* **DIRECTIONS FOR THIS TASK**:
Pick every line from the data that holds the word "sectional".

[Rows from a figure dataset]
++++++++

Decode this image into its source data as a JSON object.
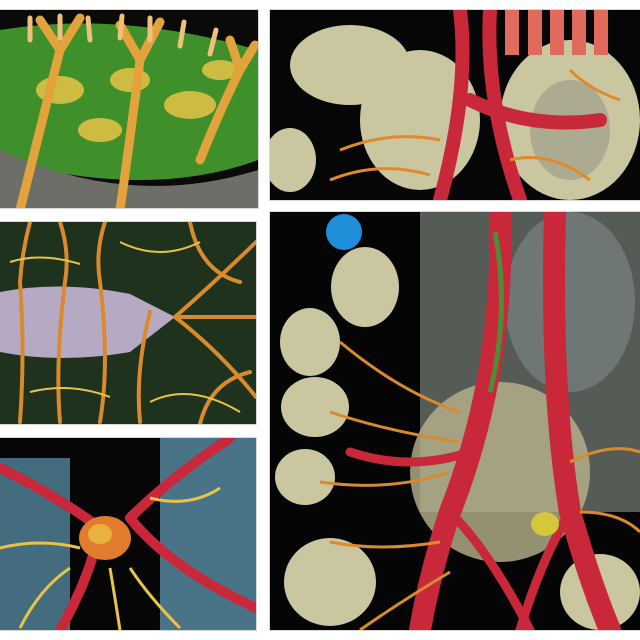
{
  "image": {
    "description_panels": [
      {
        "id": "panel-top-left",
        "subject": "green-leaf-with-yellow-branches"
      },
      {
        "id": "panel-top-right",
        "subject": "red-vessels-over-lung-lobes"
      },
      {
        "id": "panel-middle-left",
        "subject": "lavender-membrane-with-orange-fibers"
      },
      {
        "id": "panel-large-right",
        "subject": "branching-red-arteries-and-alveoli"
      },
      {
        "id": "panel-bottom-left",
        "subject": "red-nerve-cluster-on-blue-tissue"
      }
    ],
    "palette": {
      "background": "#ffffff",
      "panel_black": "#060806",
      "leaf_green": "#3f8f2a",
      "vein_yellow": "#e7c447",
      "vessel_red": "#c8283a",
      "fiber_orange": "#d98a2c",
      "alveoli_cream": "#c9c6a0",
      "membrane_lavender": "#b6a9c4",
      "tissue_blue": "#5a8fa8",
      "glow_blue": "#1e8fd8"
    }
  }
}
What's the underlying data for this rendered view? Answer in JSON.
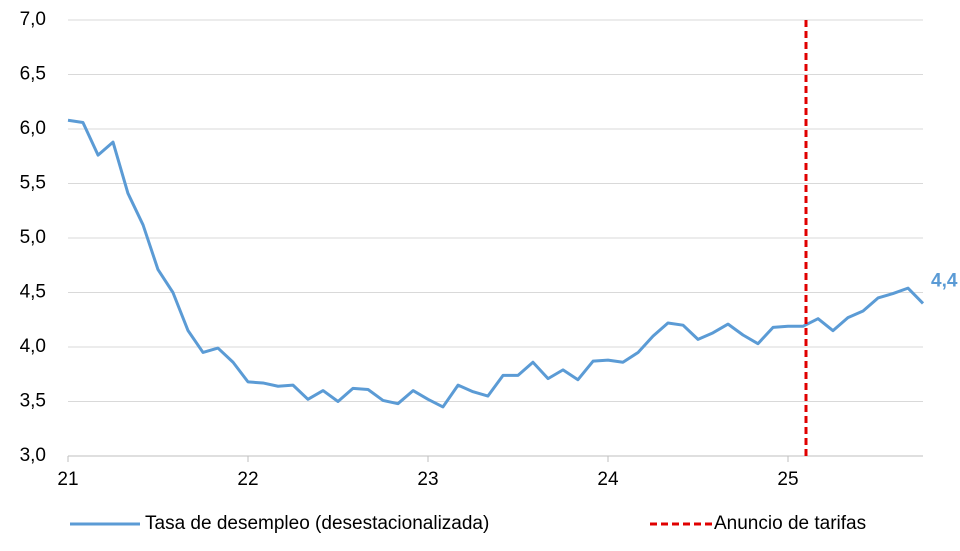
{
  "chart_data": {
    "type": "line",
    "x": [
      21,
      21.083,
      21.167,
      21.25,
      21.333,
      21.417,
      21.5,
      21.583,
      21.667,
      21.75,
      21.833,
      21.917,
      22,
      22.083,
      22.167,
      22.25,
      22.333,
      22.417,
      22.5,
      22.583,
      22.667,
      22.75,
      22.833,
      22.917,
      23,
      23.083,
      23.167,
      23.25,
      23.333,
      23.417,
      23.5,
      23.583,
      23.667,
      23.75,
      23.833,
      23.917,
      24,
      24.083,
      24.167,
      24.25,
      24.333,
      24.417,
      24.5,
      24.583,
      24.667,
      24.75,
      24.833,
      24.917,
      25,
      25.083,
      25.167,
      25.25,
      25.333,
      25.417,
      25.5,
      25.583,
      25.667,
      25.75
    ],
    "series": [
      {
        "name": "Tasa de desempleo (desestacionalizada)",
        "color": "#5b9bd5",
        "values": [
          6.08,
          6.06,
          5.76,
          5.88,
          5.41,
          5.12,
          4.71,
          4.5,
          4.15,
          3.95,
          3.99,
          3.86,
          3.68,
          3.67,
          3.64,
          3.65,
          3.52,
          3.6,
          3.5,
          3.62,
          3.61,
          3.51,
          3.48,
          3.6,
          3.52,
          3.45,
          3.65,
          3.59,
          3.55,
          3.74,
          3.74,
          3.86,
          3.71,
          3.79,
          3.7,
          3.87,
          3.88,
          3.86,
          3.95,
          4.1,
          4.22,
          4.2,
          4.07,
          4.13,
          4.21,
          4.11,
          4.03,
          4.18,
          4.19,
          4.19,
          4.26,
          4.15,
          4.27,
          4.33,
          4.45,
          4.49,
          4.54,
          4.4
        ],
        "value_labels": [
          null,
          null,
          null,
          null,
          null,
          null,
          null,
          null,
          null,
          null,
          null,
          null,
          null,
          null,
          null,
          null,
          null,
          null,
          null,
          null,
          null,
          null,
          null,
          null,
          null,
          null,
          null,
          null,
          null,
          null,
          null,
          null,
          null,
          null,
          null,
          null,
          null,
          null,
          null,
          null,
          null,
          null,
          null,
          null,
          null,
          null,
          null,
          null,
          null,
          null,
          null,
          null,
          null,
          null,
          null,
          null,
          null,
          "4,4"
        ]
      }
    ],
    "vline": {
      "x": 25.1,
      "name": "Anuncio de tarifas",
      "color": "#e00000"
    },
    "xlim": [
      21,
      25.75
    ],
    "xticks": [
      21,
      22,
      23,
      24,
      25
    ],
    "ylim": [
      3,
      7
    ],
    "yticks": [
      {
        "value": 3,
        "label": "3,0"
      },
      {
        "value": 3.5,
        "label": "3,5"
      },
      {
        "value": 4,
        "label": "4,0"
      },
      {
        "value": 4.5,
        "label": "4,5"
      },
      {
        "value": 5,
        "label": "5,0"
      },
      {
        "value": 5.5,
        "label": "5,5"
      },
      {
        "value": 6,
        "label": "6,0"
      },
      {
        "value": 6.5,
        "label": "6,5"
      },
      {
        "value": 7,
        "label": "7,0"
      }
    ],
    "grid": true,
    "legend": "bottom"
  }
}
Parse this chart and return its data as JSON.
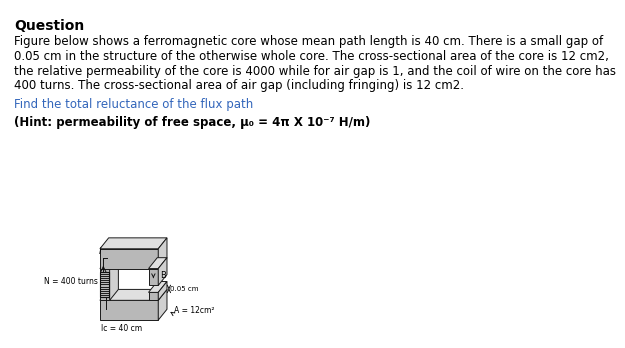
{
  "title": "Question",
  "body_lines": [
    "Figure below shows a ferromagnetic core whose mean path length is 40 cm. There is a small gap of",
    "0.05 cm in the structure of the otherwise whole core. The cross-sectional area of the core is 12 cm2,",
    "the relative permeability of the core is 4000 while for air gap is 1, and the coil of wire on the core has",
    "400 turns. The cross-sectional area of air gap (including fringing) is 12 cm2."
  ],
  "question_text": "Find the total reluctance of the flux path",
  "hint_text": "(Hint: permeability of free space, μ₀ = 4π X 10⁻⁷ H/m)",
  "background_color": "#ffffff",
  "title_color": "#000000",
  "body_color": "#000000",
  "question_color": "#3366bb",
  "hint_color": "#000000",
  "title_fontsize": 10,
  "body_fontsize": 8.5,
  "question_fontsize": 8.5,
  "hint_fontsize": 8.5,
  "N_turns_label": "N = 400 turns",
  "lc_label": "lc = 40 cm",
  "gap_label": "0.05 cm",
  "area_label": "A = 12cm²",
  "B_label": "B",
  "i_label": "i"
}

++++++++

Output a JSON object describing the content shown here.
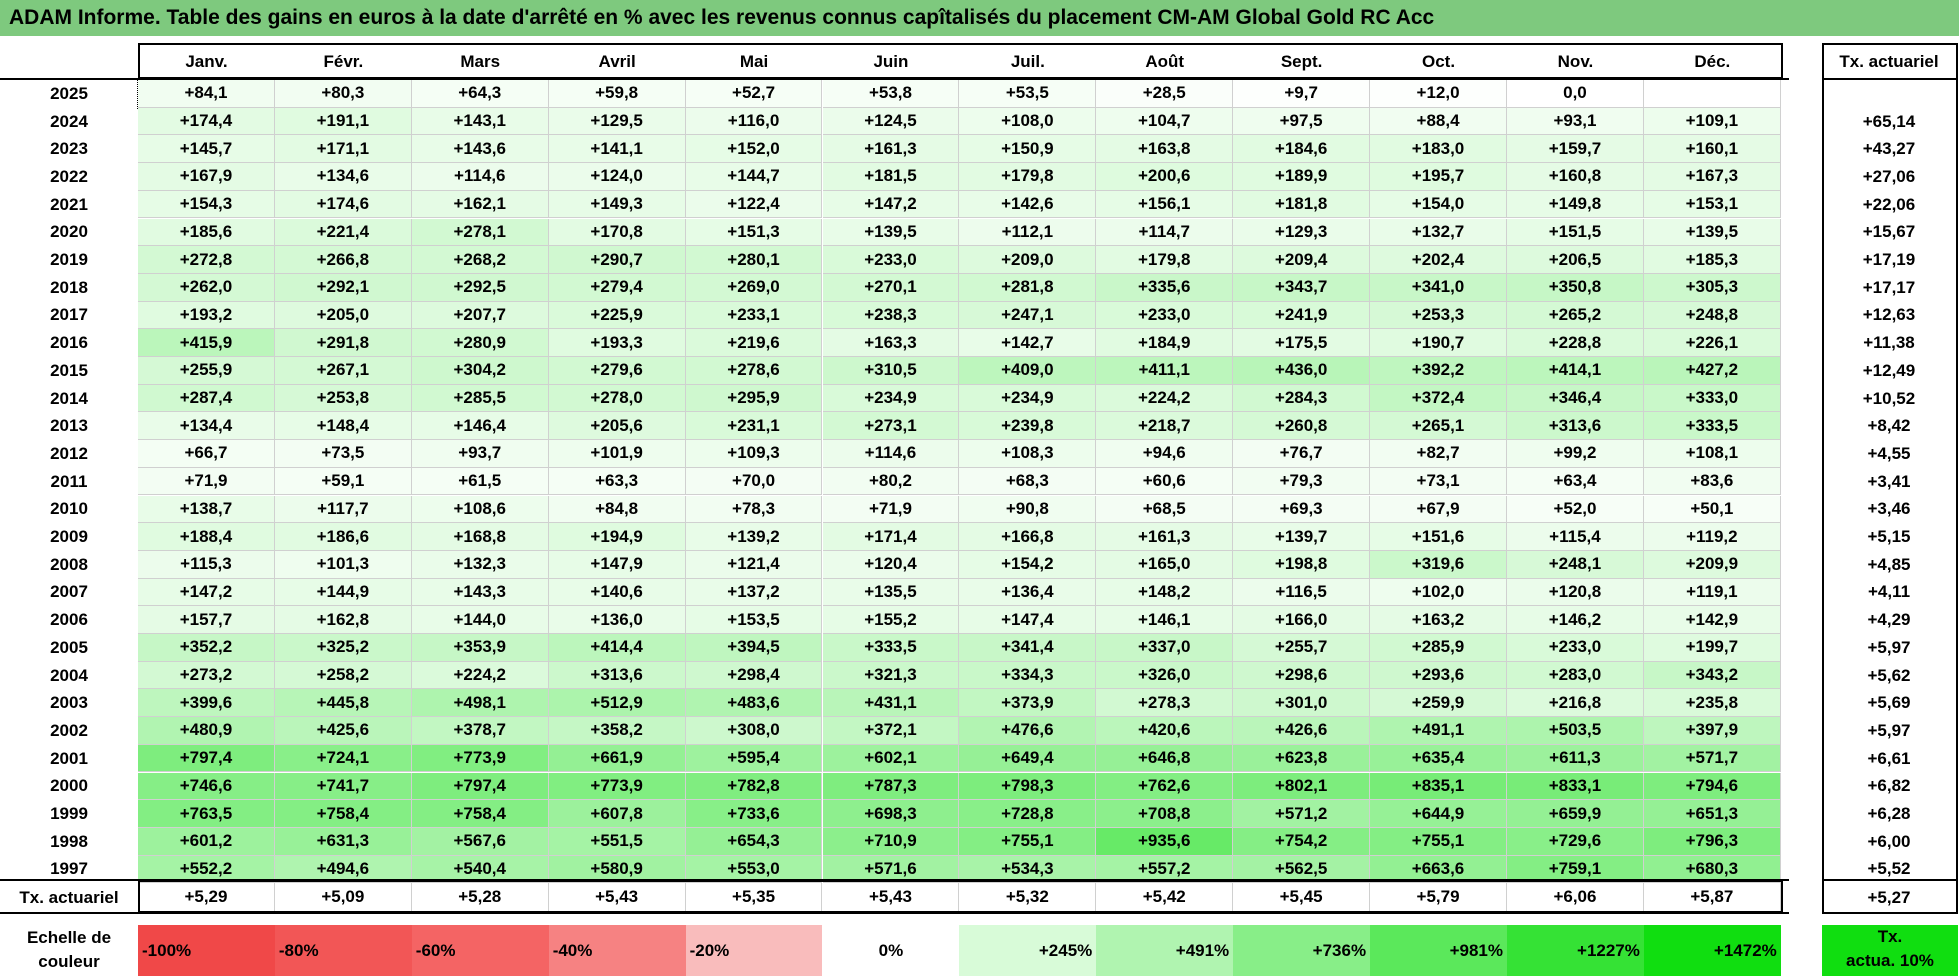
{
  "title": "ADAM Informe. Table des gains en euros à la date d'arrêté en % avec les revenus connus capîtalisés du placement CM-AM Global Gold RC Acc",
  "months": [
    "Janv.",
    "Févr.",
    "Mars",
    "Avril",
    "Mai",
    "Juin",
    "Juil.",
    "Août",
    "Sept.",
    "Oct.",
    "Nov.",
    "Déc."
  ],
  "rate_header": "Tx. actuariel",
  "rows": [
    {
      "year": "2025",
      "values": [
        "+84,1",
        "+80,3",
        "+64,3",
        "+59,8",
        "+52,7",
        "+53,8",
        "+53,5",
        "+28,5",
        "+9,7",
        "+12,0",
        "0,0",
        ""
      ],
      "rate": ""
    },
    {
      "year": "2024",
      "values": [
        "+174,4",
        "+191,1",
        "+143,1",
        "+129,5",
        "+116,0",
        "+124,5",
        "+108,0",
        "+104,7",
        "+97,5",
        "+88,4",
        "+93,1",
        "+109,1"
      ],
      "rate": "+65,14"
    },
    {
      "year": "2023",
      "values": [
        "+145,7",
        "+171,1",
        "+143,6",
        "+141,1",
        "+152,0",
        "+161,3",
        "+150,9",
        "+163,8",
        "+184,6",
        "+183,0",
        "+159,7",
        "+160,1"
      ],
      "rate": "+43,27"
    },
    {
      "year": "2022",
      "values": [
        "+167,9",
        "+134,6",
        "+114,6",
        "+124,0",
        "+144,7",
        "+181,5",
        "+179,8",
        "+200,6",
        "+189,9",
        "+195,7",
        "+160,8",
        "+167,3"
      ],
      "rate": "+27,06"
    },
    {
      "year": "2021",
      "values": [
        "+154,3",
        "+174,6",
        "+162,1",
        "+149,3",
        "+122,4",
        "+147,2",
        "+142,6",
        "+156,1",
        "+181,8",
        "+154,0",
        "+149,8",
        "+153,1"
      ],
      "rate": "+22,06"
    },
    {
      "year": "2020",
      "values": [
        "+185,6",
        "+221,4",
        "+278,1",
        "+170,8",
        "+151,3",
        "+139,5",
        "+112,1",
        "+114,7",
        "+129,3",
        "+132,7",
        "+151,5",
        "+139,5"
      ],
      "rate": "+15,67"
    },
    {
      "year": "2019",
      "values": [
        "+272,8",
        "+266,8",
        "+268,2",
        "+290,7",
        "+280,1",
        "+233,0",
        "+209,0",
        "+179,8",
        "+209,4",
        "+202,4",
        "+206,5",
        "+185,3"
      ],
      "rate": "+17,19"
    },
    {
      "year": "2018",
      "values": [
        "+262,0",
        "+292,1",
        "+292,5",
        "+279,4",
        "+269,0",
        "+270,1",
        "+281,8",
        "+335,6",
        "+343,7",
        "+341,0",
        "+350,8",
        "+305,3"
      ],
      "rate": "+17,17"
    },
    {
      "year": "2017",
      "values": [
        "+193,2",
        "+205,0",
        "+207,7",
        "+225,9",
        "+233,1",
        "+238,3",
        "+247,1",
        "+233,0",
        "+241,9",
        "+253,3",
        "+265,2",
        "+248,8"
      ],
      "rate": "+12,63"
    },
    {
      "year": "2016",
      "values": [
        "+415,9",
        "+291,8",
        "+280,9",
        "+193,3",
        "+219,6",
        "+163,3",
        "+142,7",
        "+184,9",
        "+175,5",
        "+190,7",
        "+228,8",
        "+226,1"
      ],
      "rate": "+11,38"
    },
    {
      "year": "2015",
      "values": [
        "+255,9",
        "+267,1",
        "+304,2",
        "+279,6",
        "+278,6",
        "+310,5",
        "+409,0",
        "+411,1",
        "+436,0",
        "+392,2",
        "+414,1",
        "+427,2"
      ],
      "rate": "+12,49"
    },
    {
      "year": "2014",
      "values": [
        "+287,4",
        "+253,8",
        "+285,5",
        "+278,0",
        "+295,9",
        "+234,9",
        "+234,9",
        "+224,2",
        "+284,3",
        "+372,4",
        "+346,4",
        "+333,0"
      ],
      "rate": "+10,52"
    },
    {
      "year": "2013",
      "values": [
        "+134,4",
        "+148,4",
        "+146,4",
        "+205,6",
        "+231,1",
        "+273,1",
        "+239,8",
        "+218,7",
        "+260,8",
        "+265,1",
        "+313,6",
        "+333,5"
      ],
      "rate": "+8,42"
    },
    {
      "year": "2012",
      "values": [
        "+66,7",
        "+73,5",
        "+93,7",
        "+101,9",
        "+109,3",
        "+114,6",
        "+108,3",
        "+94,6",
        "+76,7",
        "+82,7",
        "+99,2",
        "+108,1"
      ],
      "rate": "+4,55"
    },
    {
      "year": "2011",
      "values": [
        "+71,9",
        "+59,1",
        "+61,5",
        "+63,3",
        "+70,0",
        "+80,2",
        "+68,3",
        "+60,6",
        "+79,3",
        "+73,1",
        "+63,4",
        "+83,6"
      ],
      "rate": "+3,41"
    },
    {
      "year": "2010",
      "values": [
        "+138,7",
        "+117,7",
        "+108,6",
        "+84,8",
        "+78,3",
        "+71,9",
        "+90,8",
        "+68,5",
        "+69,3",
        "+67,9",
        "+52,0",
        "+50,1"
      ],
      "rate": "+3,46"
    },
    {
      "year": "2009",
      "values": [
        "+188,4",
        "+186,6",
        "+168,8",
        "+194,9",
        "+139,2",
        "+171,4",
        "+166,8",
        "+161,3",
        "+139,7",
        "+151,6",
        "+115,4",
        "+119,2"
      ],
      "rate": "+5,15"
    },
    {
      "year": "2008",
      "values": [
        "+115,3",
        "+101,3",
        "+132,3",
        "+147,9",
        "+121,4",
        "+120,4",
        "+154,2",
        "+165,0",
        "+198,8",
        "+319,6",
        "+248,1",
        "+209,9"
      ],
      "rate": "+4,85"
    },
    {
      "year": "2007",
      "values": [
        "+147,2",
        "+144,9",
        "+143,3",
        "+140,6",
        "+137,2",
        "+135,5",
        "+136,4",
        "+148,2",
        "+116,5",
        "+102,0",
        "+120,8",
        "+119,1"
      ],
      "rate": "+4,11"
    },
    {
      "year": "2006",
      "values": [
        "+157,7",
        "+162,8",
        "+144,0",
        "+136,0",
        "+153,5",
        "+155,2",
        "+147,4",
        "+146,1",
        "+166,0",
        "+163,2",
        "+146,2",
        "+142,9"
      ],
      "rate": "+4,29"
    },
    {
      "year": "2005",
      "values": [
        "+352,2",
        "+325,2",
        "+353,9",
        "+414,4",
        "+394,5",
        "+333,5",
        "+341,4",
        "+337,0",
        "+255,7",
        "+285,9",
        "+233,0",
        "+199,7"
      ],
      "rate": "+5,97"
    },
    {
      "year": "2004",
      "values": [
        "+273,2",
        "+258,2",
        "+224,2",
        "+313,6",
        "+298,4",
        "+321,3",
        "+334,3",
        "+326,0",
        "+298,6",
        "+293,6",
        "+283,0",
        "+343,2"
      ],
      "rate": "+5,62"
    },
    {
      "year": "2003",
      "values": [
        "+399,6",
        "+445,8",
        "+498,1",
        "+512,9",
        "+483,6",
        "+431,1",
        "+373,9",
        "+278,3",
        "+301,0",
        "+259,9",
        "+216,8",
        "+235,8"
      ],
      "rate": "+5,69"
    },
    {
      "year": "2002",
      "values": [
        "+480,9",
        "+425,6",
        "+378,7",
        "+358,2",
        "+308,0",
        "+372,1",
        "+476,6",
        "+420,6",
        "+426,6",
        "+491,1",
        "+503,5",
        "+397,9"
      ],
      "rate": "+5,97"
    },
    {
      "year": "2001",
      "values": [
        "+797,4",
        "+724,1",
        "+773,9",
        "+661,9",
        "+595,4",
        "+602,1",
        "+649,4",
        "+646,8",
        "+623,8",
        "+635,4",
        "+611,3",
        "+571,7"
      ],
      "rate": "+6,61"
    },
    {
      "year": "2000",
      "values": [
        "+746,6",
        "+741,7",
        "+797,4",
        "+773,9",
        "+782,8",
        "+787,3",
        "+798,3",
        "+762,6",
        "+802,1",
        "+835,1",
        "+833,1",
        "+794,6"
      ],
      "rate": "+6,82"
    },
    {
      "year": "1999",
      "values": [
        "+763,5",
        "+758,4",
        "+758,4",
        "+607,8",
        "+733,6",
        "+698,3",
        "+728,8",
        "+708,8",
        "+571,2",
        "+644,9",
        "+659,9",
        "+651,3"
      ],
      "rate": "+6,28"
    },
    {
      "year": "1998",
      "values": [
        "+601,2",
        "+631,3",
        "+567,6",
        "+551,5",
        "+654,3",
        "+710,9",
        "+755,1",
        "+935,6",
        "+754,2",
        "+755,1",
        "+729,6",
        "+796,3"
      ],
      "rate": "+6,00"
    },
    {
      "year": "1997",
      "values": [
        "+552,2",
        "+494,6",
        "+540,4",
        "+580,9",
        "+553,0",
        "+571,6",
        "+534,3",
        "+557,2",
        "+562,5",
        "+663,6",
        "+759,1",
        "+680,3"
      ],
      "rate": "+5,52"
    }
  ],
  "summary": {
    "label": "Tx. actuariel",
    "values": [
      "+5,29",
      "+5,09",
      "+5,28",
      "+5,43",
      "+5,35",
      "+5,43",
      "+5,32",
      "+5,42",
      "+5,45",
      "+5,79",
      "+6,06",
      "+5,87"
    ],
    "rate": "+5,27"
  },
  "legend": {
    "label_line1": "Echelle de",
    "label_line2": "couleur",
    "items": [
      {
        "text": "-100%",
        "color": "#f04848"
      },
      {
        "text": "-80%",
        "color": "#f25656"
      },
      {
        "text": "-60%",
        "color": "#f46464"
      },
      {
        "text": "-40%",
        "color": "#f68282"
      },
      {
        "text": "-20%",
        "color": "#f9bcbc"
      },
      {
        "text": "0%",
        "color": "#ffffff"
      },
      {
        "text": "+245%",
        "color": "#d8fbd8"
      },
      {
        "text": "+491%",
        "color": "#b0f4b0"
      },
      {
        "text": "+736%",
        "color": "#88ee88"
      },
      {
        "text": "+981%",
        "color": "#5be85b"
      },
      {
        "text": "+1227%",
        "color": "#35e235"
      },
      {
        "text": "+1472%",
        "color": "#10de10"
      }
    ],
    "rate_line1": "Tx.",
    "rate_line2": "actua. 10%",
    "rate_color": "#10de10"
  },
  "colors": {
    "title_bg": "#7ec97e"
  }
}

++++++++

* **TASK SOLUTION**:
    "0.05 cm in the structure of the otherwise whole core. The cross-sectional area of the core is 12 cm2,",
    "400 turns. The cross-sectional area of air gap (including fringing) is 12 cm2."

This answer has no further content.